→ **EXERCISE DIRECTIONS**
Print all of the data exactly.

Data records
+===+
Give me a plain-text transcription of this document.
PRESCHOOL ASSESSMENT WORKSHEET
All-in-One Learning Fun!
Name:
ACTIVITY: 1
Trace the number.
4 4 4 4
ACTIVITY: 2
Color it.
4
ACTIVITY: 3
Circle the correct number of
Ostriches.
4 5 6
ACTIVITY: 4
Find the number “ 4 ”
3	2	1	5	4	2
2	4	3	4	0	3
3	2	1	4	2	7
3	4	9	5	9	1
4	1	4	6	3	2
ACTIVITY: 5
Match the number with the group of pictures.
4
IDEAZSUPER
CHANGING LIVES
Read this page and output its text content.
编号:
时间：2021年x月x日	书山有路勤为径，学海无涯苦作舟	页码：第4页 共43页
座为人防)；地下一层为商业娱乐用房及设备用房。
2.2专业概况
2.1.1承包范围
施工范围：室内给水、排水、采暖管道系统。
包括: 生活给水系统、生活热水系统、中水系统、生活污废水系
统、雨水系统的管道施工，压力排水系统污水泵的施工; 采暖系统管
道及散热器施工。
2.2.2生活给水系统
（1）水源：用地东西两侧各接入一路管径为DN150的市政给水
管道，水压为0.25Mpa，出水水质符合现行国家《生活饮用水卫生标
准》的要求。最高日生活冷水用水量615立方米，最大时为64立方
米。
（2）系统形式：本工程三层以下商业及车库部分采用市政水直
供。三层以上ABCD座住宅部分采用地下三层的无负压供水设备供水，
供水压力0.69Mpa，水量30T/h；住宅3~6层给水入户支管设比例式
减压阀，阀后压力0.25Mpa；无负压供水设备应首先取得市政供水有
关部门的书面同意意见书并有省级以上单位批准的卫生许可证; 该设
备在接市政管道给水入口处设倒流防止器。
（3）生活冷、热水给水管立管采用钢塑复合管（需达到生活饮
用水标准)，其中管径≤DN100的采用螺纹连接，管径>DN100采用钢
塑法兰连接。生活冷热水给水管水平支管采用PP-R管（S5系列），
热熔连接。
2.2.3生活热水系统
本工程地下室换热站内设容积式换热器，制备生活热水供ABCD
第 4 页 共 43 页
+===+
→ **COMPLETE ANSWER**
Give me a plain-text transcription of this document.
PRESCHOOL ASSESSMENT WORKSHEET
All-in-One Learning Fun!
Name:
ACTIVITY: 1
Trace the number.
4 4 4 4
ACTIVITY: 2
Color it.
4
ACTIVITY: 3
Circle the correct number of
Ostriches.
4 5 6
ACTIVITY: 4
Find the number “ 4 ”
3	2	1	5	4	2
2	4	3	4	0	3
3	2	1	4	2	7
3	4	9	5	9	1
4	1	4	6	3	2
ACTIVITY: 5
Match the number with the group of pictures.
4
IDEAZSUPER
CHANGING LIVES
Read this page and output its text content.
编号:
时间：2021年x月x日	书山有路勤为径，学海无涯苦作舟	页码：第4页 共43页
座为人防)；地下一层为商业娱乐用房及设备用房。
2.2专业概况
2.1.1承包范围
施工范围：室内给水、排水、采暖管道系统。
包括: 生活给水系统、生活热水系统、中水系统、生活污废水系
统、雨水系统的管道施工，压力排水系统污水泵的施工; 采暖系统管
道及散热器施工。
2.2.2生活给水系统
（1）水源：用地东西两侧各接入一路管径为DN150的市政给水
管道，水压为0.25Mpa，出水水质符合现行国家《生活饮用水卫生标
准》的要求。最高日生活冷水用水量615立方米，最大时为64立方
米。
（2）系统形式：本工程三层以下商业及车库部分采用市政水直
供。三层以上ABCD座住宅部分采用地下三层的无负压供水设备供水，
供水压力0.69Mpa，水量30T/h；住宅3~6层给水入户支管设比例式
减压阀，阀后压力0.25Mpa；无负压供水设备应首先取得市政供水有
关部门的书面同意意见书并有省级以上单位批准的卫生许可证; 该设
备在接市政管道给水入口处设倒流防止器。
（3）生活冷、热水给水管立管采用钢塑复合管（需达到生活饮
用水标准)，其中管径≤DN100的采用螺纹连接，管径>DN100采用钢
塑法兰连接。生活冷热水给水管水平支管采用PP-R管（S5系列），
热熔连接。
2.2.3生活热水系统
本工程地下室换热站内设容积式换热器，制备生活热水供ABCD
第 4 页 共 43 页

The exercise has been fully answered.